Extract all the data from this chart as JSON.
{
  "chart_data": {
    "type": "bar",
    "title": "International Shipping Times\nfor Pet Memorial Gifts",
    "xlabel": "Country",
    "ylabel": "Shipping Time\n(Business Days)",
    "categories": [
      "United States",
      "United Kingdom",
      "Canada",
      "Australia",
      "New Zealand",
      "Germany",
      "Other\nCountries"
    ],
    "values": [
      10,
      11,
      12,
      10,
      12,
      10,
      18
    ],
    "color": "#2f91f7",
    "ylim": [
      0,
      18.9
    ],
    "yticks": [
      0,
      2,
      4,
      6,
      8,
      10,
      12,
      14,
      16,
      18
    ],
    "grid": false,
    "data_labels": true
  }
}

____

- [Task prompt]: Reproduce each entry exactly, leaving out nothing.

- [The result]:
Extract all the data from this chart as JSON.
{
  "chart_data": {
    "type": "bar",
    "title": "International Shipping Times\nfor Pet Memorial Gifts",
    "xlabel": "Country",
    "ylabel": "Shipping Time\n(Business Days)",
    "categories": [
      "United States",
      "United Kingdom",
      "Canada",
      "Australia",
      "New Zealand",
      "Germany",
      "Other\nCountries"
    ],
    "values": [
      10,
      11,
      12,
      10,
      12,
      10,
      18
    ],
    "color": "#2f91f7",
    "ylim": [
      0,
      18.9
    ],
    "yticks": [
      0,
      2,
      4,
      6,
      8,
      10,
      12,
      14,
      16,
      18
    ],
    "grid": false,
    "data_labels": true
  }
}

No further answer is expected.